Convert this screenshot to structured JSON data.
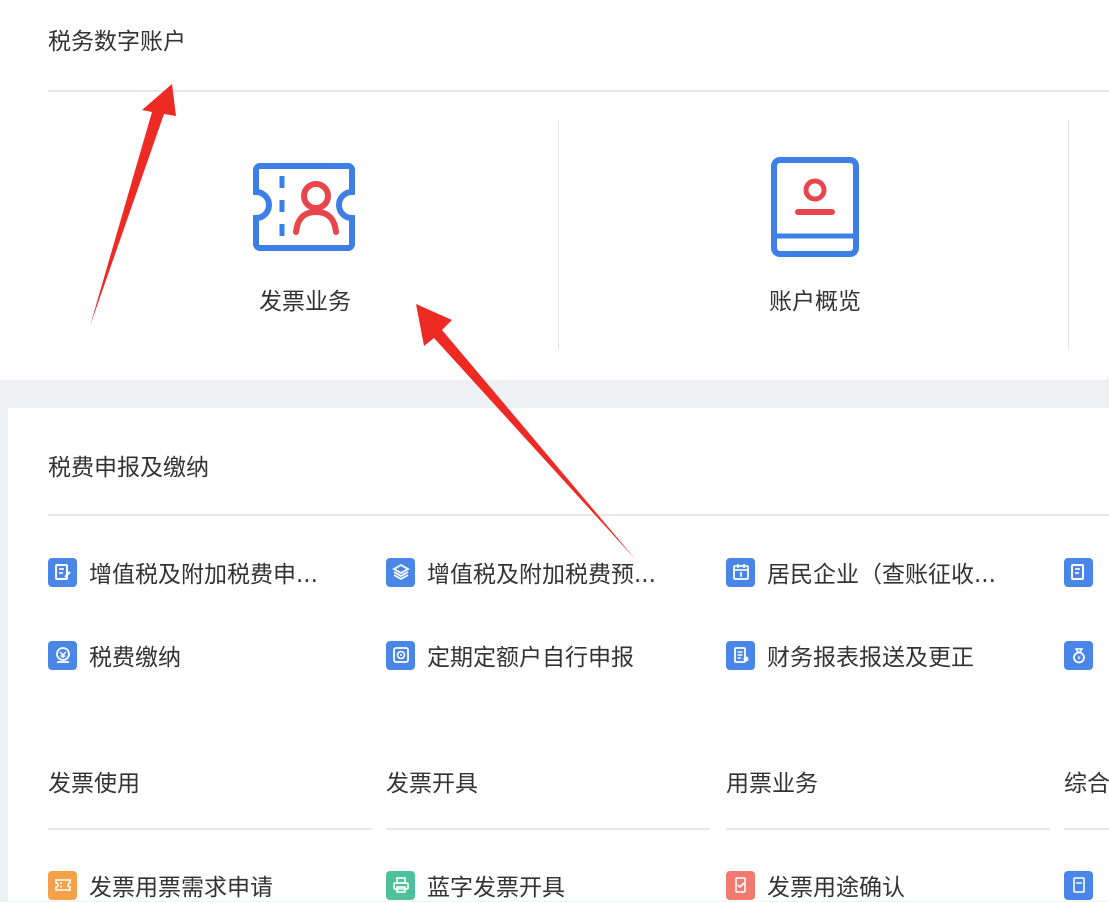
{
  "digital_account": {
    "title": "税务数字账户",
    "tiles": [
      {
        "label": "发票业务",
        "icon": "ticket-user-icon"
      },
      {
        "label": "账户概览",
        "icon": "account-book-icon"
      }
    ]
  },
  "declaration": {
    "title": "税费申报及缴纳",
    "items": [
      {
        "label": "增值税及附加税费申...",
        "icon": "edit-form-icon",
        "color": "#4a86e8"
      },
      {
        "label": "增值税及附加税费预...",
        "icon": "layers-icon",
        "color": "#4a86e8"
      },
      {
        "label": "居民企业（查账征收...",
        "icon": "calendar-icon",
        "color": "#4a86e8"
      },
      {
        "label": "",
        "icon": "edit-form-icon",
        "color": "#4a86e8"
      },
      {
        "label": "税费缴纳",
        "icon": "tax-pay-icon",
        "color": "#4a86e8"
      },
      {
        "label": "定期定额户自行申报",
        "icon": "target-doc-icon",
        "color": "#4a86e8"
      },
      {
        "label": "财务报表报送及更正",
        "icon": "report-doc-icon",
        "color": "#4a86e8"
      },
      {
        "label": "",
        "icon": "money-bag-icon",
        "color": "#4a86e8"
      }
    ]
  },
  "invoice_groups": [
    {
      "title": "发票使用",
      "item": {
        "label": "发票用票需求申请",
        "icon": "ticket-apply-icon",
        "color": "#f5a14a"
      }
    },
    {
      "title": "发票开具",
      "item": {
        "label": "蓝字发票开具",
        "icon": "printer-icon",
        "color": "#4ec09a"
      }
    },
    {
      "title": "用票业务",
      "item": {
        "label": "发票用途确认",
        "icon": "confirm-doc-icon",
        "color": "#f07a70"
      }
    },
    {
      "title": "综合",
      "item": {
        "label": "",
        "icon": "doc-icon",
        "color": "#4a86e8"
      }
    }
  ],
  "theme": {
    "blue": "#3d7fe6",
    "red": "#e8464a",
    "arrow": "#ee2a24"
  }
}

****************

**WHAT IS ASKED:** Nothing in the entries should change as you copy them, except that the pictures are left out.

**FINISHED EXERCISE:**
Convert this screenshot to structured JSON data.
{
  "digital_account": {
    "title": "税务数字账户",
    "tiles": [
      {
        "label": "发票业务",
        "icon": "ticket-user-icon"
      },
      {
        "label": "账户概览",
        "icon": "account-book-icon"
      }
    ]
  },
  "declaration": {
    "title": "税费申报及缴纳",
    "items": [
      {
        "label": "增值税及附加税费申...",
        "icon": "edit-form-icon",
        "color": "#4a86e8"
      },
      {
        "label": "增值税及附加税费预...",
        "icon": "layers-icon",
        "color": "#4a86e8"
      },
      {
        "label": "居民企业（查账征收...",
        "icon": "calendar-icon",
        "color": "#4a86e8"
      },
      {
        "label": "",
        "icon": "edit-form-icon",
        "color": "#4a86e8"
      },
      {
        "label": "税费缴纳",
        "icon": "tax-pay-icon",
        "color": "#4a86e8"
      },
      {
        "label": "定期定额户自行申报",
        "icon": "target-doc-icon",
        "color": "#4a86e8"
      },
      {
        "label": "财务报表报送及更正",
        "icon": "report-doc-icon",
        "color": "#4a86e8"
      },
      {
        "label": "",
        "icon": "money-bag-icon",
        "color": "#4a86e8"
      }
    ]
  },
  "invoice_groups": [
    {
      "title": "发票使用",
      "item": {
        "label": "发票用票需求申请",
        "icon": "ticket-apply-icon",
        "color": "#f5a14a"
      }
    },
    {
      "title": "发票开具",
      "item": {
        "label": "蓝字发票开具",
        "icon": "printer-icon",
        "color": "#4ec09a"
      }
    },
    {
      "title": "用票业务",
      "item": {
        "label": "发票用途确认",
        "icon": "confirm-doc-icon",
        "color": "#f07a70"
      }
    },
    {
      "title": "综合",
      "item": {
        "label": "",
        "icon": "doc-icon",
        "color": "#4a86e8"
      }
    }
  ],
  "theme": {
    "blue": "#3d7fe6",
    "red": "#e8464a",
    "arrow": "#ee2a24"
  }
}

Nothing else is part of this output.